Records from a collection of figures:
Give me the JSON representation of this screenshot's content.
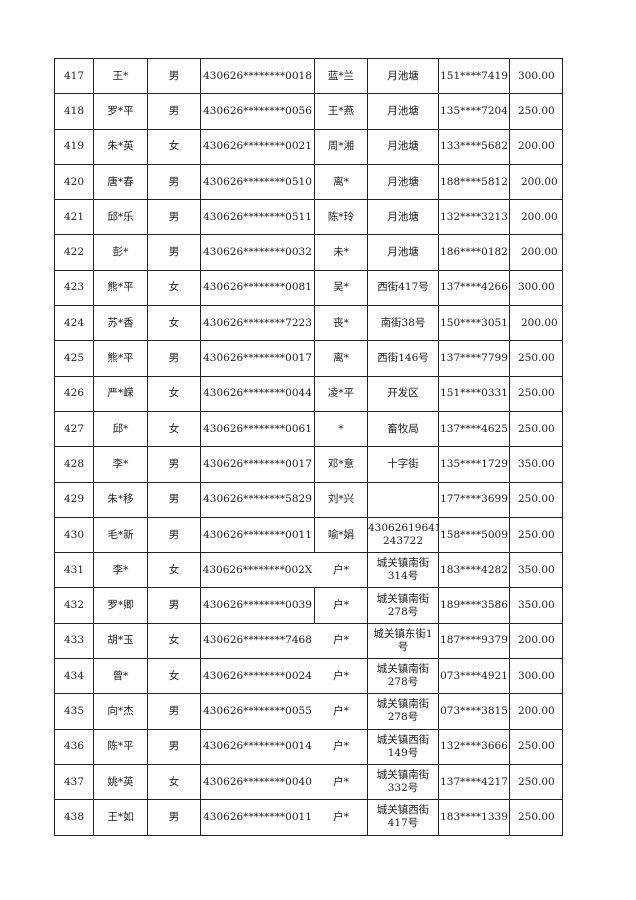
{
  "rows": [
    {
      "no": "417",
      "name": "王*",
      "sex": "男",
      "id": "430626********0018",
      "rel": "蓝*兰",
      "addr": "月池塘",
      "phone": "151****7419",
      "amount": "300.00"
    },
    {
      "no": "418",
      "name": "罗*平",
      "sex": "男",
      "id": "430626********0056",
      "rel": "王*燕",
      "addr": "月池塘",
      "phone": "135****7204",
      "amount": "250.00"
    },
    {
      "no": "419",
      "name": "朱*英",
      "sex": "女",
      "id": "430626********0021",
      "rel": "周*湘",
      "addr": "月池塘",
      "phone": "133****5682",
      "amount": "200.00"
    },
    {
      "no": "420",
      "name": "唐*春",
      "sex": "男",
      "id": "430626********0510",
      "rel": "离*",
      "addr": "月池塘",
      "phone": "188****5812",
      "amount": "200.00"
    },
    {
      "no": "421",
      "name": "邱*乐",
      "sex": "男",
      "id": "430626********0511",
      "rel": "陈*玲",
      "addr": "月池塘",
      "phone": "132****3213",
      "amount": "200.00"
    },
    {
      "no": "422",
      "name": "彭*",
      "sex": "男",
      "id": "430626********0032",
      "rel": "未*",
      "addr": "月池塘",
      "phone": "186****0182",
      "amount": "200.00"
    },
    {
      "no": "423",
      "name": "熊*平",
      "sex": "女",
      "id": "430626********0081",
      "rel": "吴*",
      "addr": "西街417号",
      "phone": "137****4266",
      "amount": "300.00"
    },
    {
      "no": "424",
      "name": "苏*香",
      "sex": "女",
      "id": "430626********7223",
      "rel": "丧*",
      "addr": "南街38号",
      "phone": "150****3051",
      "amount": "200.00"
    },
    {
      "no": "425",
      "name": "熊*平",
      "sex": "男",
      "id": "430626********0017",
      "rel": "离*",
      "addr": "西街146号",
      "phone": "137****7799",
      "amount": "250.00"
    },
    {
      "no": "426",
      "name": "严*嵘",
      "sex": "女",
      "id": "430626********0044",
      "rel": "凌*平",
      "addr": "开发区",
      "phone": "151****0331",
      "amount": "250.00"
    },
    {
      "no": "427",
      "name": "邱*",
      "sex": "女",
      "id": "430626********0061",
      "rel": "*",
      "addr": "畜牧局",
      "phone": "137****4625",
      "amount": "250.00"
    },
    {
      "no": "428",
      "name": "李*",
      "sex": "男",
      "id": "430626********0017",
      "rel": "邓*意",
      "addr": "十字街",
      "phone": "135****1729",
      "amount": "350.00"
    },
    {
      "no": "429",
      "name": "朱*移",
      "sex": "男",
      "id": "430626********5829",
      "rel": "刘*兴",
      "addr": "",
      "phone": "177****3699",
      "amount": "250.00"
    },
    {
      "no": "430",
      "name": "毛*新",
      "sex": "男",
      "id": "430626********0011",
      "rel": "喻*娟",
      "addr": "430626196411 243722",
      "phone": "158****5009",
      "amount": "250.00"
    },
    {
      "no": "431",
      "name": "李*",
      "sex": "女",
      "id": "430626********002X",
      "rel": "户*",
      "addr": "城关镇南街 314号",
      "phone": "183****4282",
      "amount": "350.00"
    },
    {
      "no": "432",
      "name": "罗*卿",
      "sex": "男",
      "id": "430626********0039",
      "rel": "户*",
      "addr": "城关镇南街 278号",
      "phone": "189****3586",
      "amount": "350.00"
    },
    {
      "no": "433",
      "name": "胡*玉",
      "sex": "女",
      "id": "430626********7468",
      "rel": "户*",
      "addr": "城关镇东街1 号",
      "phone": "187****9379",
      "amount": "200.00"
    },
    {
      "no": "434",
      "name": "曾*",
      "sex": "女",
      "id": "430626********0024",
      "rel": "户*",
      "addr": "城关镇南街 278号",
      "phone": "073****4921",
      "amount": "300.00"
    },
    {
      "no": "435",
      "name": "向*杰",
      "sex": "男",
      "id": "430626********0055",
      "rel": "户*",
      "addr": "城关镇南街 278号",
      "phone": "073****3815",
      "amount": "200.00"
    },
    {
      "no": "436",
      "name": "陈*平",
      "sex": "男",
      "id": "430626********0014",
      "rel": "户*",
      "addr": "城关镇西街 149号",
      "phone": "132****3666",
      "amount": "250.00"
    },
    {
      "no": "437",
      "name": "姚*英",
      "sex": "女",
      "id": "430626********0040",
      "rel": "户*",
      "addr": "城关镇南街 332号",
      "phone": "137****4217",
      "amount": "250.00"
    },
    {
      "no": "438",
      "name": "王*如",
      "sex": "男",
      "id": "430626********0011",
      "rel": "户*",
      "addr": "城关镇西街 417号",
      "phone": "183****1339",
      "amount": "250.00"
    }
  ]
}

REQUIRED WORK: Your copy should match the entries exactly, minus the pictures.

FINAL RESULT:
Give me the JSON representation of this screenshot's content.
{
  "rows": [
    {
      "no": "417",
      "name": "王*",
      "sex": "男",
      "id": "430626********0018",
      "rel": "蓝*兰",
      "addr": "月池塘",
      "phone": "151****7419",
      "amount": "300.00"
    },
    {
      "no": "418",
      "name": "罗*平",
      "sex": "男",
      "id": "430626********0056",
      "rel": "王*燕",
      "addr": "月池塘",
      "phone": "135****7204",
      "amount": "250.00"
    },
    {
      "no": "419",
      "name": "朱*英",
      "sex": "女",
      "id": "430626********0021",
      "rel": "周*湘",
      "addr": "月池塘",
      "phone": "133****5682",
      "amount": "200.00"
    },
    {
      "no": "420",
      "name": "唐*春",
      "sex": "男",
      "id": "430626********0510",
      "rel": "离*",
      "addr": "月池塘",
      "phone": "188****5812",
      "amount": "200.00"
    },
    {
      "no": "421",
      "name": "邱*乐",
      "sex": "男",
      "id": "430626********0511",
      "rel": "陈*玲",
      "addr": "月池塘",
      "phone": "132****3213",
      "amount": "200.00"
    },
    {
      "no": "422",
      "name": "彭*",
      "sex": "男",
      "id": "430626********0032",
      "rel": "未*",
      "addr": "月池塘",
      "phone": "186****0182",
      "amount": "200.00"
    },
    {
      "no": "423",
      "name": "熊*平",
      "sex": "女",
      "id": "430626********0081",
      "rel": "吴*",
      "addr": "西街417号",
      "phone": "137****4266",
      "amount": "300.00"
    },
    {
      "no": "424",
      "name": "苏*香",
      "sex": "女",
      "id": "430626********7223",
      "rel": "丧*",
      "addr": "南街38号",
      "phone": "150****3051",
      "amount": "200.00"
    },
    {
      "no": "425",
      "name": "熊*平",
      "sex": "男",
      "id": "430626********0017",
      "rel": "离*",
      "addr": "西街146号",
      "phone": "137****7799",
      "amount": "250.00"
    },
    {
      "no": "426",
      "name": "严*嵘",
      "sex": "女",
      "id": "430626********0044",
      "rel": "凌*平",
      "addr": "开发区",
      "phone": "151****0331",
      "amount": "250.00"
    },
    {
      "no": "427",
      "name": "邱*",
      "sex": "女",
      "id": "430626********0061",
      "rel": "*",
      "addr": "畜牧局",
      "phone": "137****4625",
      "amount": "250.00"
    },
    {
      "no": "428",
      "name": "李*",
      "sex": "男",
      "id": "430626********0017",
      "rel": "邓*意",
      "addr": "十字街",
      "phone": "135****1729",
      "amount": "350.00"
    },
    {
      "no": "429",
      "name": "朱*移",
      "sex": "男",
      "id": "430626********5829",
      "rel": "刘*兴",
      "addr": "",
      "phone": "177****3699",
      "amount": "250.00"
    },
    {
      "no": "430",
      "name": "毛*新",
      "sex": "男",
      "id": "430626********0011",
      "rel": "喻*娟",
      "addr": "430626196411 243722",
      "phone": "158****5009",
      "amount": "250.00"
    },
    {
      "no": "431",
      "name": "李*",
      "sex": "女",
      "id": "430626********002X",
      "rel": "户*",
      "addr": "城关镇南街 314号",
      "phone": "183****4282",
      "amount": "350.00"
    },
    {
      "no": "432",
      "name": "罗*卿",
      "sex": "男",
      "id": "430626********0039",
      "rel": "户*",
      "addr": "城关镇南街 278号",
      "phone": "189****3586",
      "amount": "350.00"
    },
    {
      "no": "433",
      "name": "胡*玉",
      "sex": "女",
      "id": "430626********7468",
      "rel": "户*",
      "addr": "城关镇东街1 号",
      "phone": "187****9379",
      "amount": "200.00"
    },
    {
      "no": "434",
      "name": "曾*",
      "sex": "女",
      "id": "430626********0024",
      "rel": "户*",
      "addr": "城关镇南街 278号",
      "phone": "073****4921",
      "amount": "300.00"
    },
    {
      "no": "435",
      "name": "向*杰",
      "sex": "男",
      "id": "430626********0055",
      "rel": "户*",
      "addr": "城关镇南街 278号",
      "phone": "073****3815",
      "amount": "200.00"
    },
    {
      "no": "436",
      "name": "陈*平",
      "sex": "男",
      "id": "430626********0014",
      "rel": "户*",
      "addr": "城关镇西街 149号",
      "phone": "132****3666",
      "amount": "250.00"
    },
    {
      "no": "437",
      "name": "姚*英",
      "sex": "女",
      "id": "430626********0040",
      "rel": "户*",
      "addr": "城关镇南街 332号",
      "phone": "137****4217",
      "amount": "250.00"
    },
    {
      "no": "438",
      "name": "王*如",
      "sex": "男",
      "id": "430626********0011",
      "rel": "户*",
      "addr": "城关镇西街 417号",
      "phone": "183****1339",
      "amount": "250.00"
    }
  ]
}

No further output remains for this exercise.